STATED GOAL: Write out exactly the lines running from the line that includes "Output a JSON" to the end of the data, both ends included, and nothing besides.

Figure dataset records:
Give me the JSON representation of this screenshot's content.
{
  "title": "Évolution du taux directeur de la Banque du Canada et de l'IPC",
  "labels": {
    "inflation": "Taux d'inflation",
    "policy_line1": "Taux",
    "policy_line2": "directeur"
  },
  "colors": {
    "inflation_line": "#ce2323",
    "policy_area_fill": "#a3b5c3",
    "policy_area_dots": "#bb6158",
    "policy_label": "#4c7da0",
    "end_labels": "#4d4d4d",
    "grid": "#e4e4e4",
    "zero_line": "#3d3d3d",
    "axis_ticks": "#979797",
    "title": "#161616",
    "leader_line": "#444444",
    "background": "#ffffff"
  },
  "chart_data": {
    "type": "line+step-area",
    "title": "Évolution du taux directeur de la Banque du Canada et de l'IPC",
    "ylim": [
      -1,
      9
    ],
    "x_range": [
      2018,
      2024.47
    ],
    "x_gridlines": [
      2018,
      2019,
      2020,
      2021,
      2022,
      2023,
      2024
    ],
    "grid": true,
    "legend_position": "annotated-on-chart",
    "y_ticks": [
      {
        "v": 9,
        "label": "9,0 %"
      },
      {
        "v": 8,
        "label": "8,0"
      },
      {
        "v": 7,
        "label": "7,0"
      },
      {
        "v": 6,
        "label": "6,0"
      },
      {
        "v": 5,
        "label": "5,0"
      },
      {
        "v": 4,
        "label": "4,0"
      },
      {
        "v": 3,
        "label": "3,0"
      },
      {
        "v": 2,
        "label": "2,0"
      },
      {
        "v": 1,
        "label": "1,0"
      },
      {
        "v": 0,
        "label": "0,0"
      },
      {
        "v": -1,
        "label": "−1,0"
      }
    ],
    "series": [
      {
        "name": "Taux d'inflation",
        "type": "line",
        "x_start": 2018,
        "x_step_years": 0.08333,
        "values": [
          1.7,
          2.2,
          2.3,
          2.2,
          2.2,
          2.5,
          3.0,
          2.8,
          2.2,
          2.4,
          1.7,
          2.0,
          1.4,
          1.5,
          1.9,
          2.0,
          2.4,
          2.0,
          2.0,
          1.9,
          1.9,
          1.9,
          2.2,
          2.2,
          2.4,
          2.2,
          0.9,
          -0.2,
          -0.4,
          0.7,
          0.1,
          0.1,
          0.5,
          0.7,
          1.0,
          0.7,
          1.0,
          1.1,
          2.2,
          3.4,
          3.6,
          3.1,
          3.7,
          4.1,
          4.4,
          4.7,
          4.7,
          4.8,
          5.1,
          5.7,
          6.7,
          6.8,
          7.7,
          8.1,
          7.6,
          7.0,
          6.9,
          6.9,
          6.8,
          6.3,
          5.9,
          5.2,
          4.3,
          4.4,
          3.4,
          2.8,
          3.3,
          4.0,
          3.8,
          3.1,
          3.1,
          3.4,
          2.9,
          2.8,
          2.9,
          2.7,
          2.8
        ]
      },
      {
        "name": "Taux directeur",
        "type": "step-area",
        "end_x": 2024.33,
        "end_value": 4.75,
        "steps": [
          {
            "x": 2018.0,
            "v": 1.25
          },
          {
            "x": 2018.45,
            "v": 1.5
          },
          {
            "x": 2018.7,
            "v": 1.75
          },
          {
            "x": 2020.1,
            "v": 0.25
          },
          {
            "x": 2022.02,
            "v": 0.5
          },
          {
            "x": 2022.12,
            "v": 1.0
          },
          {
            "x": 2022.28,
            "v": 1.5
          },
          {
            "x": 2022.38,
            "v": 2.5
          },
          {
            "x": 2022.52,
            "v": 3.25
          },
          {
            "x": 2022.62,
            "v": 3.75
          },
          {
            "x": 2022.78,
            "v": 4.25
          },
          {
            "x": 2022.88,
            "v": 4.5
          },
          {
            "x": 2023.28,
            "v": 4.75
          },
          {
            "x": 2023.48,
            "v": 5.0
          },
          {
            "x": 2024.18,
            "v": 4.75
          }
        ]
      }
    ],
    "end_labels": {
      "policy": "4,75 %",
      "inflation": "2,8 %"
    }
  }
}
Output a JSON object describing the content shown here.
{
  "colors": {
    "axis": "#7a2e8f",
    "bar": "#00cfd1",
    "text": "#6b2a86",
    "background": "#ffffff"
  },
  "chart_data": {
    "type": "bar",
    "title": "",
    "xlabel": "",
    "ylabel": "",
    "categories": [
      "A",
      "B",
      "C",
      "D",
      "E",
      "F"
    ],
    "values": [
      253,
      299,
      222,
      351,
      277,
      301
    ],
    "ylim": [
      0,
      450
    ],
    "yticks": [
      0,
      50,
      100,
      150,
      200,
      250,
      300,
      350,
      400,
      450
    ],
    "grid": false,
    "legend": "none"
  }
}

REPLY TO THE EXERCISE:
Output a JSON object describing the content shown here.
{
  "colors": {
    "axis": "#7a2e8f",
    "bar": "#00cfd1",
    "text": "#6b2a86",
    "background": "#ffffff"
  },
  "chart_data": {
    "type": "bar",
    "title": "",
    "xlabel": "",
    "ylabel": "",
    "categories": [
      "A",
      "B",
      "C",
      "D",
      "E",
      "F"
    ],
    "values": [
      253,
      299,
      222,
      351,
      277,
      301
    ],
    "ylim": [
      0,
      450
    ],
    "yticks": [
      0,
      50,
      100,
      150,
      200,
      250,
      300,
      350,
      400,
      450
    ],
    "grid": false,
    "legend": "none"
  }
}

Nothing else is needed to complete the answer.